EXCERPTED TEXT ▸
Est. 1985 Intermediate

PARI/GP

A specialized computer algebra system and scripting language for fast computations in number theory, built around an arbitrary-precision arithmetic engine.

Created by Henri Cohen and collaborators (Université Bordeaux)

Paradigm Procedural, Interactive; domain-specific (computer algebra / number theory)
Typing Dynamic, with a rich set of mathematical types
First Appeared 1985
Latest Version PARI/GP 2.17.3 (November 2025)

PARI/GP is a specialized computer algebra system designed from the ground up for fast computations in number theory: factorization, algebraic number theory, elliptic curves, modular forms, L-functions, and arbitrary-precision arithmetic on integers, real numbers, polynomials, and power series. Unlike general-purpose computer algebra systems that aim to cover symbolic mathematics broadly, PARI/GP is unapologetically focused on the needs of number theorists, and that focus has made it one of the most trusted tools in the field for more than four decades. The system pairs a high-performance C library with an interactive calculator and a lightweight scripting language, letting researchers move fluidly from quick experiments to large, long-running computations.

History & Origins

PARI/GP grew out of the number-theory community at the Université Bordeaux 1 (now part of the Université de Bordeaux) in France. Its conceptual ancestor was ISABELLE, an interpreter for higher arithmetic written in 1979 by Henri Cohen and François Dress. The PARI project itself was conceived in the early 1980s — François Dress is credited with proposing the name, which is generally described as a pun: it reportedly alludes both to the French pari (“wager,” echoing Pascal’s Wager) and to the “Pascal ARIthmetic” library the authors began writing in Pascal before the system was rewritten in C. (Official project notes also gloss the acronym in French as Projet d’Arithmétique Récursive et d’Interprétation.)

PARI first appeared around 1985, developed by a team led by Henri Cohen at the Laboratoire A2X in Bordeaux. To achieve the speed that serious number-theoretic computation demands, Christian Batut, Henri Cohen, and Michel Olivier wrote a hand-tuned assembly-language kernel in 1986. By 1987, Dominique Bernardi had built a calculator with convenient algebraic notation, which evolved into the interactive gp interface that most users encounter today.

The project’s stewardship passed to Karim Belabas in 1995, around the time of the final 1.x release, and he has remained the lead maintainer ever since, supported by a community of volunteer contributors. Under his guidance the 2.x series began in 1997, and in November 2000 version 2.1.0 became the first release distributed under the GNU General Public License, cementing PARI/GP’s status as free software.

LISTED ENTRIES ▸

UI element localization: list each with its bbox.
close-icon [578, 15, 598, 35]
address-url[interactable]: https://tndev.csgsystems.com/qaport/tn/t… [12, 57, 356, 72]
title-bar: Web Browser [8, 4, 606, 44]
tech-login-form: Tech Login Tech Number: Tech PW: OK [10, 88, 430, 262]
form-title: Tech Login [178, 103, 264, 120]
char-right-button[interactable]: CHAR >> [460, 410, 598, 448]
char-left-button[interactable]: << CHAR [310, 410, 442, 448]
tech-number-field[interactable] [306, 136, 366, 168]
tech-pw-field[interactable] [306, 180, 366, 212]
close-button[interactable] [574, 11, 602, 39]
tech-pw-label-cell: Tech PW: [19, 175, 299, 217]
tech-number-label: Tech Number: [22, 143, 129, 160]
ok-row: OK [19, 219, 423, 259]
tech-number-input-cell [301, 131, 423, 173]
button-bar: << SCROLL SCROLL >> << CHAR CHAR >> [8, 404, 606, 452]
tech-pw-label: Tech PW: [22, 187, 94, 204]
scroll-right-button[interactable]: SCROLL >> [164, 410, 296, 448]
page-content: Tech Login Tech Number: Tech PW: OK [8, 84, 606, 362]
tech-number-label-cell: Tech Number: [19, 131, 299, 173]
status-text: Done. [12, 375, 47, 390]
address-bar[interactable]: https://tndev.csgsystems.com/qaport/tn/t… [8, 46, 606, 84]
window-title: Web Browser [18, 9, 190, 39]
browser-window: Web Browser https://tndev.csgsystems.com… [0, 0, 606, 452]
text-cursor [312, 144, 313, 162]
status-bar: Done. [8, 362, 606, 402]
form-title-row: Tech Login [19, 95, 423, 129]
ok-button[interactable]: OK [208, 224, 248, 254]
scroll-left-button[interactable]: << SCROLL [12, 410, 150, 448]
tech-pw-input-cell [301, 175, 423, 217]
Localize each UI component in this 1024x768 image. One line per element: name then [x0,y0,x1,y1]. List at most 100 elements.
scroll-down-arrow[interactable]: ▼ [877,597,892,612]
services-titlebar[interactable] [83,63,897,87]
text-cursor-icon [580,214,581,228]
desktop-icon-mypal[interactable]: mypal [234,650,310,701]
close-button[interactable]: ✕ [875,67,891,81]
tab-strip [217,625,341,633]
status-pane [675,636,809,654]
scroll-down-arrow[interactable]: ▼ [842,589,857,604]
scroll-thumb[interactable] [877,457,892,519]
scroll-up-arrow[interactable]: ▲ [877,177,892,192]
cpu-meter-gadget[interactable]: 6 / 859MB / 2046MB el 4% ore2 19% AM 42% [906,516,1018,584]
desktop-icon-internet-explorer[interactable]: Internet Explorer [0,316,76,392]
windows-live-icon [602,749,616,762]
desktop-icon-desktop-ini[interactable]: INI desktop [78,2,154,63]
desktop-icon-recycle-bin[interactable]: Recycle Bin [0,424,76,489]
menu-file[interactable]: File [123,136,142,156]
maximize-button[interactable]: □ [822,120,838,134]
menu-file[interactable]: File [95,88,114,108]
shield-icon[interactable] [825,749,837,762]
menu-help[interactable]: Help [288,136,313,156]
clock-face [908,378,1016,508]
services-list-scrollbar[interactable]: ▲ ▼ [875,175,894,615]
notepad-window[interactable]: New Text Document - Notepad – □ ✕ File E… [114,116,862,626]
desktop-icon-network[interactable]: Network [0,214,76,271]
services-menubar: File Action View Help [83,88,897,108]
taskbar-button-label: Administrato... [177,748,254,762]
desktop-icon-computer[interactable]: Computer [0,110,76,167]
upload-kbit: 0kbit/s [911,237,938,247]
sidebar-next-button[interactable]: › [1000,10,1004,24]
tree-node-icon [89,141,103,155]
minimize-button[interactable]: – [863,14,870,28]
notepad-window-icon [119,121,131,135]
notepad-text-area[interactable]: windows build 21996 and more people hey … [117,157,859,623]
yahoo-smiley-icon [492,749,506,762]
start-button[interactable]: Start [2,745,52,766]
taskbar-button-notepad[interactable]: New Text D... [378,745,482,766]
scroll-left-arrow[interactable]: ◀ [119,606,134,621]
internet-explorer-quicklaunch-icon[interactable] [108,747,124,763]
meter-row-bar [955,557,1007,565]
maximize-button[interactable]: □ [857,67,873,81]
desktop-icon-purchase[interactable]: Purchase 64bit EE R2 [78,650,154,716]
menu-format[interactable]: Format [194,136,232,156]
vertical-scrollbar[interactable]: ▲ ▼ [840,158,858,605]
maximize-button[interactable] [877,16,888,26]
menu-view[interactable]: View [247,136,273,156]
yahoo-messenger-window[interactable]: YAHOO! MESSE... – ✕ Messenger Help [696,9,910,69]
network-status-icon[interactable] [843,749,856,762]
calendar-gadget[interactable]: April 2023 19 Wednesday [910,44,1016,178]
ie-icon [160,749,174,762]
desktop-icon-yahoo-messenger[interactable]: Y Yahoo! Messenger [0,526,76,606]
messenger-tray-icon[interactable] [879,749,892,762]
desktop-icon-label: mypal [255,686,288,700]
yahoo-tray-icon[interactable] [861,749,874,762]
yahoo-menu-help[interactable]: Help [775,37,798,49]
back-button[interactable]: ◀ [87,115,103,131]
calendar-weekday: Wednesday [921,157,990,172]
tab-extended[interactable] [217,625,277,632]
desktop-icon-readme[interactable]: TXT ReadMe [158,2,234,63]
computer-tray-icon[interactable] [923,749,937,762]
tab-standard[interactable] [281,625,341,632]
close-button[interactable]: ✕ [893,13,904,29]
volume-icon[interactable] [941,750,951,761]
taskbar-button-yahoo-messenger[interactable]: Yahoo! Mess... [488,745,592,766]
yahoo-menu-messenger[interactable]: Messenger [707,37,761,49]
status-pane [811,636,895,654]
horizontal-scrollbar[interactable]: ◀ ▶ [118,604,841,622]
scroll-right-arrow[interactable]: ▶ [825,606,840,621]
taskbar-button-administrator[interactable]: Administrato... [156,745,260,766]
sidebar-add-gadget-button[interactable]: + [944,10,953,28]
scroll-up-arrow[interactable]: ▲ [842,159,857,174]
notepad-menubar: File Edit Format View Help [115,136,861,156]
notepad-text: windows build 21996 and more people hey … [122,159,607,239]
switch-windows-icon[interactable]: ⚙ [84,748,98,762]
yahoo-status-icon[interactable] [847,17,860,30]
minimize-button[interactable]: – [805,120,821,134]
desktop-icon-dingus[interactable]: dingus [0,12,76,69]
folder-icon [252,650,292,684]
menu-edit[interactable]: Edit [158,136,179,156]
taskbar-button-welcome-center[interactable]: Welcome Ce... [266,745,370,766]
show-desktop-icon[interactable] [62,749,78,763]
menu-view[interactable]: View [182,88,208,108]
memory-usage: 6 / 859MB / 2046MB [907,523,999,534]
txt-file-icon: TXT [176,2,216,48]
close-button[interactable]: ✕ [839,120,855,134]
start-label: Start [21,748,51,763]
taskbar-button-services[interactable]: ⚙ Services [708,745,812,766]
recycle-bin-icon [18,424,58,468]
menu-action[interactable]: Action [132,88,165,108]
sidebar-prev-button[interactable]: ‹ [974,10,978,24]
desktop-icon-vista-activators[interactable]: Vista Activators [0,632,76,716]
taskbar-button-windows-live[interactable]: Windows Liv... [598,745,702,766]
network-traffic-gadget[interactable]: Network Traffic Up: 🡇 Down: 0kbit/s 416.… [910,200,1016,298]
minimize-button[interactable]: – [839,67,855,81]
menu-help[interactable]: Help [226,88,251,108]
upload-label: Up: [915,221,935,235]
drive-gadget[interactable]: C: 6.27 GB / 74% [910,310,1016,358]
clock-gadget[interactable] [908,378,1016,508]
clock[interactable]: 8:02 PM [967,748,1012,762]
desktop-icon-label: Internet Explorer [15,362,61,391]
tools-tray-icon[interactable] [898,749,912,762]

TASKS ▸
1) Rewrite the paragraph of the PARI/GP text that begins "PARI first appeared around 1985" as a short list, keeping its main facts.
2) Continue the PARI/GP text from its last sentence with a few more paragraphs in the same style.

ACTIVITY ANSWERS ▸
1)
- PARI first appeared around 1985. It was developed by a team led by Henri Cohen at the Laboratoire A2X in Bordeaux.
- In 1986, Christian Batut, Henri Cohen, and Michel Olivier wrote a hand-tuned assembly-language kernel for speed.
- By 1987, Dominique Bernardi had built a calculator with convenient algebraic notation. It later became the interactive gp interface.

2)
Design Philosophy

PARI/GP is built around a single, uncompromising idea: number-theoretic computation should be fast. Where many systems prioritize symbolic generality or a polished general-purpose language, PARI/GP prioritizes raw arithmetic throughput and a rich vocabulary of number-theoretic operations.

  • Speed first: The arithmetic kernel was originally written partly in assembly language, and the library is engineered for performance on the operations number theorists actually use. Modern builds can also use the GNU MP (GMP) library for big-integer arithmetic.
  • Arbitrary precision by default: Integers, rationals, real numbers, and p-adic numbers can carry enormous precision — significands can run to millions of digits — without the user having to opt in to special “big number” types.
  • Mathematical types as first-class citizens: The system understands not just numbers but polynomials, power series, vectors, matrices, finite-field elements, number-field elements, and elliptic curves, with operations defined naturally across them.
  • Three faces, one engine: The same fast core is exposed as a library, an interactive calculator, and a scripting language, so the boundary between exploring an idea and programming a computation is deliberately thin.

This focus is also PARI/GP’s defining limitation: it is not intended to be a general-purpose programming language, and its scripting language is a means to drive mathematical computation rather than to build large software systems. Within its domain, however, that narrowness is precisely its strength.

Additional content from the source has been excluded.